What you have to do
Lines holding the string "callout" are the ones to copy from this listing.

(Dataset rows about figures)
· · · · ·
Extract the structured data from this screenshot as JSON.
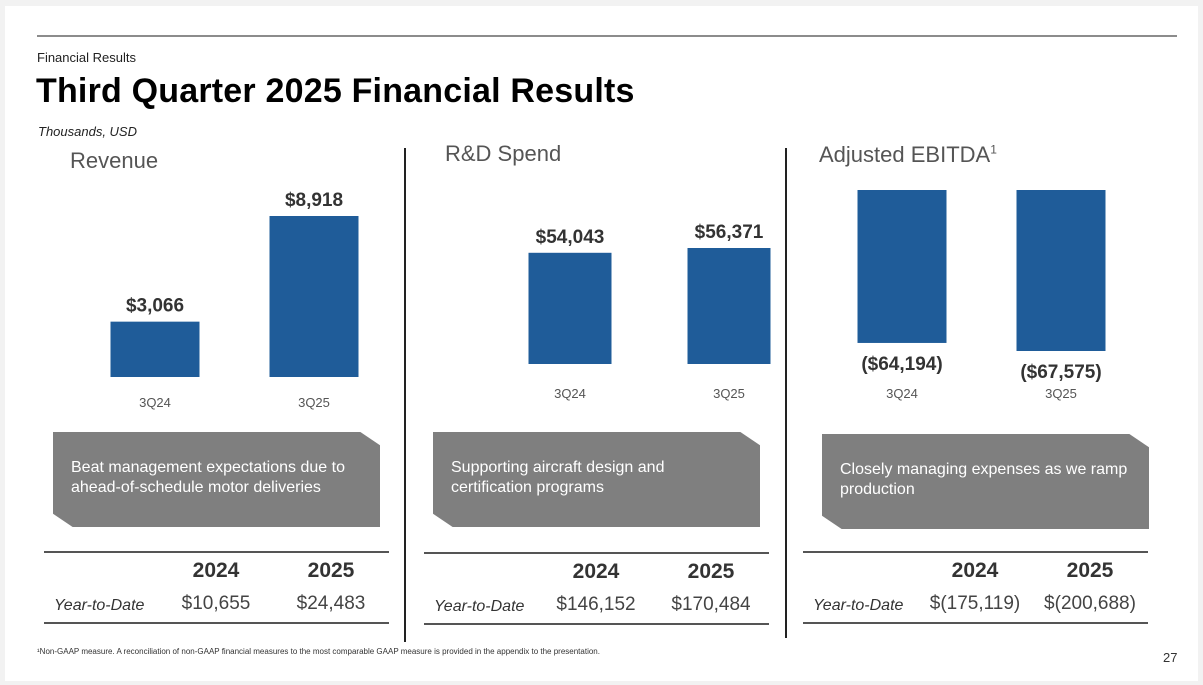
{
  "header": {
    "eyebrow": "Financial Results",
    "title": "Third Quarter 2025 Financial Results",
    "units": "Thousands, USD"
  },
  "colors": {
    "bar": "#1f5c99",
    "callout": "#7f7f7f"
  },
  "chart_data": [
    {
      "type": "bar",
      "title": "Revenue",
      "categories": [
        "3Q24",
        "3Q25"
      ],
      "values": [
        3066,
        8918
      ],
      "labels": [
        "$3,066",
        "$8,918"
      ],
      "xlabel": "",
      "ylabel": "Thousands, USD"
    },
    {
      "type": "bar",
      "title": "R&D Spend",
      "categories": [
        "3Q24",
        "3Q25"
      ],
      "values": [
        54043,
        56371
      ],
      "labels": [
        "$54,043",
        "$56,371"
      ],
      "xlabel": "",
      "ylabel": "Thousands, USD"
    },
    {
      "type": "bar",
      "title": "Adjusted EBITDA",
      "title_superscript": "1",
      "categories": [
        "3Q24",
        "3Q25"
      ],
      "values": [
        -64194,
        -67575
      ],
      "labels": [
        "($64,194)",
        "($67,575)"
      ],
      "xlabel": "",
      "ylabel": "Thousands, USD"
    }
  ],
  "panels": [
    {
      "callout": "Beat management expectations due to ahead-of-schedule motor deliveries",
      "ytd": {
        "headers": [
          "2024",
          "2025"
        ],
        "row_label": "Year-to-Date",
        "values": [
          "$10,655",
          "$24,483"
        ]
      }
    },
    {
      "callout": "Supporting aircraft design and certification programs",
      "ytd": {
        "headers": [
          "2024",
          "2025"
        ],
        "row_label": "Year-to-Date",
        "values": [
          "$146,152",
          "$170,484"
        ]
      }
    },
    {
      "callout": "Closely managing expenses as we ramp production",
      "ytd": {
        "headers": [
          "2024",
          "2025"
        ],
        "row_label": "Year-to-Date",
        "values": [
          "$(175,119)",
          "$(200,688)"
        ]
      }
    }
  ],
  "footnote": "¹Non-GAAP measure. A reconciliation of non-GAAP financial measures to the most comparable GAAP measure is provided in the appendix to the presentation.",
  "page_number": "27"
}
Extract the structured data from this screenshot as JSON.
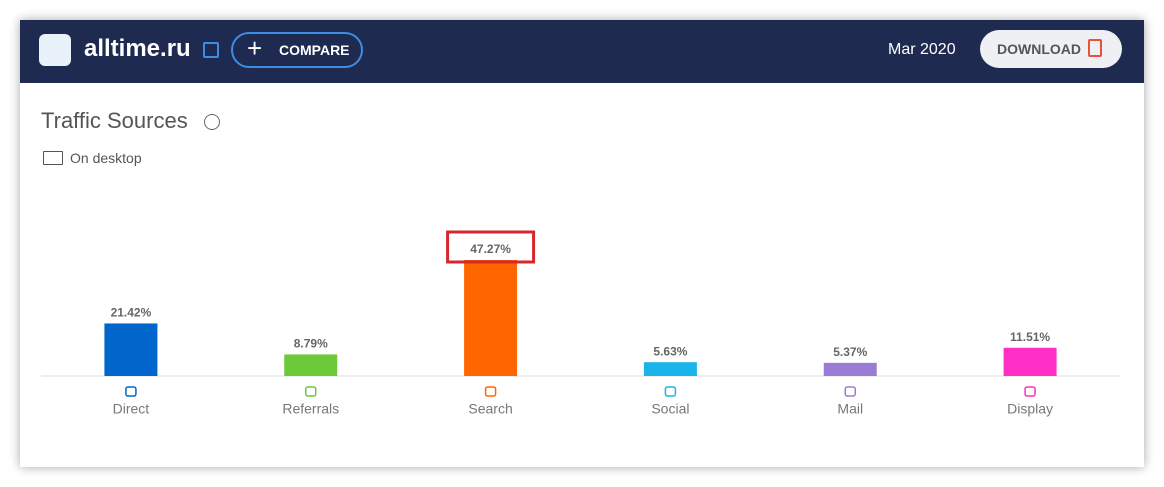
{
  "header": {
    "site": "alltime.ru",
    "compare": "COMPARE",
    "date": "Mar 2020",
    "download": "DOWNLOAD"
  },
  "card": {
    "title": "Traffic Sources",
    "device": "On desktop"
  },
  "chart_data": {
    "type": "bar",
    "categories": [
      "Direct",
      "Referrals",
      "Search",
      "Social",
      "Mail",
      "Display"
    ],
    "values": [
      21.42,
      8.79,
      47.27,
      5.63,
      5.37,
      11.51
    ],
    "value_labels": [
      "21.42%",
      "8.79%",
      "47.27%",
      "5.63%",
      "5.37%",
      "11.51%"
    ],
    "colors": [
      "#0066cc",
      "#6cc93a",
      "#ff6600",
      "#19b5ea",
      "#9a7bd6",
      "#ff2ec4"
    ]
  }
}
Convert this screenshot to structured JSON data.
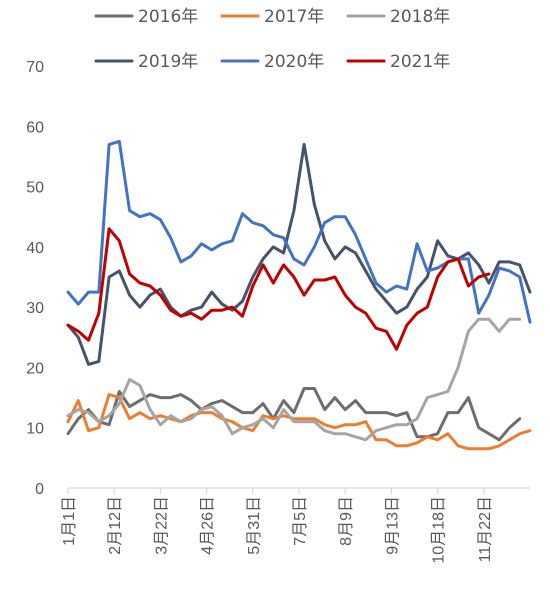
{
  "chart_data": {
    "type": "line",
    "title": "",
    "xlabel": "",
    "ylabel": "",
    "ylim": [
      0,
      70
    ],
    "yticks": [
      0,
      10,
      20,
      30,
      40,
      50,
      60,
      70
    ],
    "grid": false,
    "legend_position": "top",
    "xlim": [
      0,
      45
    ],
    "xticks": [
      {
        "label": "1月1日",
        "pos": 0
      },
      {
        "label": "2月12日",
        "pos": 4.5
      },
      {
        "label": "3月22日",
        "pos": 9
      },
      {
        "label": "4月26日",
        "pos": 13.5
      },
      {
        "label": "5月31日",
        "pos": 18
      },
      {
        "label": "7月5日",
        "pos": 22.5
      },
      {
        "label": "8月9日",
        "pos": 27
      },
      {
        "label": "9月13日",
        "pos": 31.5
      },
      {
        "label": "10月18日",
        "pos": 36
      },
      {
        "label": "11月22日",
        "pos": 40.5
      }
    ],
    "series": [
      {
        "name": "2016年",
        "color": "#6d6d6d",
        "x": [
          0,
          1,
          2,
          3,
          4,
          5,
          6,
          7,
          8,
          9,
          10,
          11,
          12,
          13,
          14,
          15,
          16,
          17,
          18,
          19,
          20,
          21,
          22,
          23,
          24,
          25,
          26,
          27,
          28,
          29,
          30,
          31,
          32,
          33,
          34,
          35,
          36,
          37,
          38,
          39,
          40,
          41,
          42,
          43,
          44,
          45
        ],
        "y": [
          9,
          11.5,
          13,
          11,
          10.5,
          16,
          13.5,
          14.5,
          15.5,
          15,
          15,
          15.5,
          14.5,
          13,
          14,
          14.5,
          13.5,
          12.5,
          12.5,
          14,
          11.5,
          14.5,
          12.5,
          16.5,
          16.5,
          13,
          15,
          13,
          14.5,
          12.5,
          12.5,
          12.5,
          12,
          12.5,
          8.5,
          8.5,
          9,
          12.5,
          12.5,
          15,
          10,
          9,
          8,
          10,
          11.5,
          null
        ]
      },
      {
        "name": "2017年",
        "color": "#ed7d31",
        "x": [
          0,
          1,
          2,
          3,
          4,
          5,
          6,
          7,
          8,
          9,
          10,
          11,
          12,
          13,
          14,
          15,
          16,
          17,
          18,
          19,
          20,
          21,
          22,
          23,
          24,
          25,
          26,
          27,
          28,
          29,
          30,
          31,
          32,
          33,
          34,
          35,
          36,
          37,
          38,
          39,
          40,
          41,
          42,
          43,
          44,
          45
        ],
        "y": [
          11,
          14.5,
          9.5,
          10,
          15.5,
          15,
          11.5,
          12.5,
          11.5,
          12,
          11.5,
          11,
          12,
          12.5,
          12.5,
          11.5,
          11,
          10,
          9.5,
          12,
          11.5,
          12,
          11.5,
          11.5,
          11.5,
          10.5,
          10,
          10.5,
          10.5,
          11,
          8,
          8,
          7,
          7,
          7.5,
          8.5,
          8,
          9,
          7,
          6.5,
          6.5,
          6.5,
          7,
          8,
          9,
          9.5
        ]
      },
      {
        "name": "2018年",
        "color": "#a5a5a5",
        "x": [
          0,
          1,
          2,
          3,
          4,
          5,
          6,
          7,
          8,
          9,
          10,
          11,
          12,
          13,
          14,
          15,
          16,
          17,
          18,
          19,
          20,
          21,
          22,
          23,
          24,
          25,
          26,
          27,
          28,
          29,
          30,
          31,
          32,
          33,
          34,
          35,
          36,
          37,
          38,
          39,
          40,
          41,
          42,
          43,
          44,
          45
        ],
        "y": [
          12,
          13,
          12.5,
          11,
          12,
          14,
          18,
          17,
          13,
          10.5,
          12,
          11,
          11.5,
          13,
          13.5,
          12,
          9,
          10,
          10.5,
          11.5,
          10,
          13,
          11,
          11,
          11,
          9.5,
          9,
          9,
          8.5,
          8,
          9.5,
          10,
          10.5,
          10.5,
          11.5,
          15,
          15.5,
          16,
          20,
          26,
          28,
          28,
          26,
          28,
          28,
          null
        ]
      },
      {
        "name": "2019年",
        "color": "#44546a",
        "x": [
          0,
          1,
          2,
          3,
          4,
          5,
          6,
          7,
          8,
          9,
          10,
          11,
          12,
          13,
          14,
          15,
          16,
          17,
          18,
          19,
          20,
          21,
          22,
          23,
          24,
          25,
          26,
          27,
          28,
          29,
          30,
          31,
          32,
          33,
          34,
          35,
          36,
          37,
          38,
          39,
          40,
          41,
          42,
          43,
          44,
          45
        ],
        "y": [
          27,
          25,
          20.5,
          21,
          35,
          36,
          32,
          30,
          32,
          33,
          30,
          28.5,
          29.5,
          30,
          32.5,
          30.5,
          29.5,
          31,
          35,
          38,
          40,
          39,
          46,
          57,
          47,
          41,
          38,
          40,
          39,
          36,
          33,
          31,
          29,
          30,
          33,
          35,
          41,
          38.5,
          38,
          39,
          37,
          34,
          37.5,
          37.5,
          37,
          32.5
        ]
      },
      {
        "name": "2020年",
        "color": "#4472c4",
        "x": [
          0,
          1,
          2,
          3,
          4,
          5,
          6,
          7,
          8,
          9,
          10,
          11,
          12,
          13,
          14,
          15,
          16,
          17,
          18,
          19,
          20,
          21,
          22,
          23,
          24,
          25,
          26,
          27,
          28,
          29,
          30,
          31,
          32,
          33,
          34,
          35,
          36,
          37,
          38,
          39,
          40,
          41,
          42,
          43,
          44,
          45
        ],
        "y": [
          32.5,
          30.5,
          32.5,
          32.5,
          57,
          57.5,
          46,
          45,
          45.5,
          44.5,
          41.5,
          37.5,
          38.5,
          40.5,
          39.5,
          40.5,
          41,
          45.5,
          44,
          43.5,
          42,
          41.5,
          38,
          37,
          40,
          44,
          45,
          45,
          42,
          38,
          34,
          32.5,
          33.5,
          33,
          40.5,
          36,
          36.5,
          37.5,
          38,
          38,
          29,
          32,
          36.5,
          36,
          35,
          27.5
        ]
      },
      {
        "name": "2021年",
        "color": "#c00000",
        "x": [
          0,
          1,
          2,
          3,
          4,
          5,
          6,
          7,
          8,
          9,
          10,
          11,
          12,
          13,
          14,
          15,
          16,
          17,
          18,
          19,
          20,
          21,
          22,
          23,
          24,
          25,
          26,
          27,
          28,
          29,
          30,
          31,
          32,
          33,
          34,
          35,
          36,
          37,
          38,
          39,
          40,
          41,
          42,
          43,
          44,
          45
        ],
        "y": [
          27,
          26,
          24.5,
          29,
          43,
          41,
          35.5,
          34,
          33.5,
          32,
          29.5,
          28.5,
          29,
          28,
          29.5,
          29.5,
          30,
          28.5,
          33.5,
          37,
          34,
          37,
          35,
          32,
          34.5,
          34.5,
          35,
          32,
          30,
          29,
          26.5,
          26,
          23,
          27,
          29,
          30,
          35,
          37.5,
          38,
          33.5,
          35,
          35.5,
          null,
          null,
          null,
          null
        ]
      }
    ]
  }
}
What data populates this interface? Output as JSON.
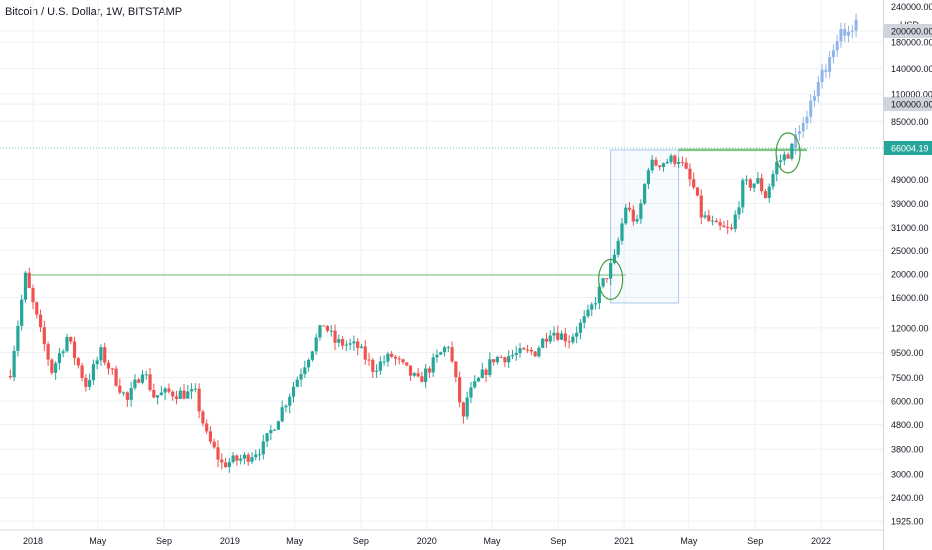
{
  "header": {
    "title": "Bitcoin / U.S. Dollar, 1W, BITSTAMP",
    "currency": "USD"
  },
  "colors": {
    "up": "#26a69a",
    "down": "#ef5350",
    "projection": "#90b4e8",
    "level_line": "#81c784",
    "current_price_badge": "#26a69a",
    "axis_text": "#131722",
    "grid": "#eef0f3",
    "range_box": "#a9c8ee"
  },
  "chart_data": {
    "type": "candlestick",
    "title": "Bitcoin / U.S. Dollar, 1W, BITSTAMP",
    "scale": "log",
    "ylim": [
      1800,
      245000
    ],
    "y_ticks": [
      "200000.00",
      "180000.00",
      "140000.00",
      "110000.00",
      "100000.00",
      "85000.00",
      "66004.19",
      "49000.00",
      "39000.00",
      "31000.00",
      "25000.00",
      "20000.00",
      "16000.00",
      "12000.00",
      "9500.00",
      "7500.00",
      "6000.00",
      "4800.00",
      "3800.00",
      "3000.00",
      "2400.00",
      "1925.00"
    ],
    "y_top_partial": "240000.00",
    "x_ticks": [
      "2018",
      "May",
      "Sep",
      "2019",
      "May",
      "Sep",
      "2020",
      "May",
      "Sep",
      "2021",
      "May",
      "Sep",
      "2022"
    ],
    "x_tick_dates": [
      "2018-01-01",
      "2018-05-01",
      "2018-09-01",
      "2019-01-01",
      "2019-05-01",
      "2019-09-01",
      "2020-01-01",
      "2020-05-01",
      "2020-09-01",
      "2021-01-01",
      "2021-05-01",
      "2021-09-01",
      "2022-01-01"
    ],
    "current_price": 66004.19,
    "highlighted_prices": [
      200000,
      100000
    ],
    "key_points": [
      {
        "date": "2017-11-20",
        "close": 8000
      },
      {
        "date": "2017-12-18",
        "close": 19500
      },
      {
        "date": "2018-01-15",
        "close": 11500
      },
      {
        "date": "2018-02-05",
        "close": 8000
      },
      {
        "date": "2018-03-05",
        "close": 11000
      },
      {
        "date": "2018-04-09",
        "close": 7000
      },
      {
        "date": "2018-05-07",
        "close": 9500
      },
      {
        "date": "2018-06-25",
        "close": 6000
      },
      {
        "date": "2018-07-23",
        "close": 8200
      },
      {
        "date": "2018-08-13",
        "close": 6300
      },
      {
        "date": "2018-09-10",
        "close": 6500
      },
      {
        "date": "2018-10-29",
        "close": 6400
      },
      {
        "date": "2018-11-19",
        "close": 4300
      },
      {
        "date": "2018-12-17",
        "close": 3300
      },
      {
        "date": "2019-01-28",
        "close": 3500
      },
      {
        "date": "2019-03-04",
        "close": 3900
      },
      {
        "date": "2019-04-01",
        "close": 5200
      },
      {
        "date": "2019-05-13",
        "close": 8000
      },
      {
        "date": "2019-06-24",
        "close": 12500
      },
      {
        "date": "2019-07-15",
        "close": 10500
      },
      {
        "date": "2019-08-26",
        "close": 10000
      },
      {
        "date": "2019-09-23",
        "close": 8200
      },
      {
        "date": "2019-10-28",
        "close": 9200
      },
      {
        "date": "2019-12-16",
        "close": 7200
      },
      {
        "date": "2020-02-10",
        "close": 10300
      },
      {
        "date": "2020-03-09",
        "close": 5000
      },
      {
        "date": "2020-03-16",
        "close": 6200
      },
      {
        "date": "2020-05-04",
        "close": 9000
      },
      {
        "date": "2020-07-20",
        "close": 9600
      },
      {
        "date": "2020-08-17",
        "close": 11800
      },
      {
        "date": "2020-09-21",
        "close": 10800
      },
      {
        "date": "2020-10-26",
        "close": 13500
      },
      {
        "date": "2020-11-23",
        "close": 18500
      },
      {
        "date": "2020-12-14",
        "close": 23000
      },
      {
        "date": "2021-01-04",
        "close": 38000
      },
      {
        "date": "2021-01-25",
        "close": 32000
      },
      {
        "date": "2021-02-15",
        "close": 56000
      },
      {
        "date": "2021-03-15",
        "close": 58000
      },
      {
        "date": "2021-04-12",
        "close": 60000
      },
      {
        "date": "2021-05-10",
        "close": 45000
      },
      {
        "date": "2021-05-24",
        "close": 35000
      },
      {
        "date": "2021-06-21",
        "close": 31000
      },
      {
        "date": "2021-07-19",
        "close": 30000
      },
      {
        "date": "2021-08-09",
        "close": 46000
      },
      {
        "date": "2021-09-06",
        "close": 48000
      },
      {
        "date": "2021-09-20",
        "close": 42000
      },
      {
        "date": "2021-10-11",
        "close": 57000
      },
      {
        "date": "2021-10-25",
        "close": 61000
      },
      {
        "date": "2021-11-01",
        "close": 63000
      },
      {
        "date": "2021-11-08",
        "close": 66004.19
      }
    ],
    "projection_points": [
      {
        "date": "2021-11-15",
        "close": 74000
      },
      {
        "date": "2021-12-06",
        "close": 92000
      },
      {
        "date": "2021-12-20",
        "close": 110000
      },
      {
        "date": "2022-01-03",
        "close": 135000
      },
      {
        "date": "2022-01-24",
        "close": 160000
      },
      {
        "date": "2022-02-07",
        "close": 195000
      },
      {
        "date": "2022-02-28",
        "close": 210000
      },
      {
        "date": "2022-03-14",
        "close": 215000
      }
    ],
    "annotations": {
      "horizontal_levels": [
        {
          "price": 19800,
          "from": "2017-12-18",
          "to": "2021-01-04"
        },
        {
          "price": 64800,
          "from": "2021-04-12",
          "to": "2021-12-06"
        }
      ],
      "circles": [
        {
          "date": "2020-12-07",
          "price": 19000
        },
        {
          "date": "2021-11-01",
          "price": 63000
        }
      ],
      "range_box": {
        "from": "2020-12-07",
        "to": "2021-04-12",
        "top": 64800,
        "bottom": 15200
      }
    }
  }
}
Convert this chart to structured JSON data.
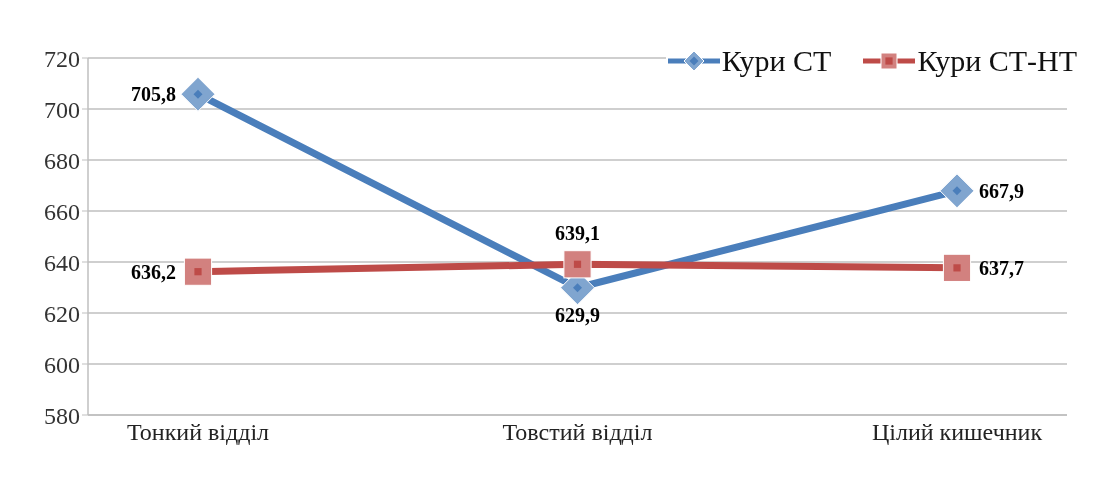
· · · · ·
Finished answer
    "callout": "#7f7f7f"
      "callout": "Beat management expectations due to ahead-of-schedule motor deliveries",
      "callout": "Supporting aircraft design and certification programs",
      "callout": "Closely managing expenses as we ramp production",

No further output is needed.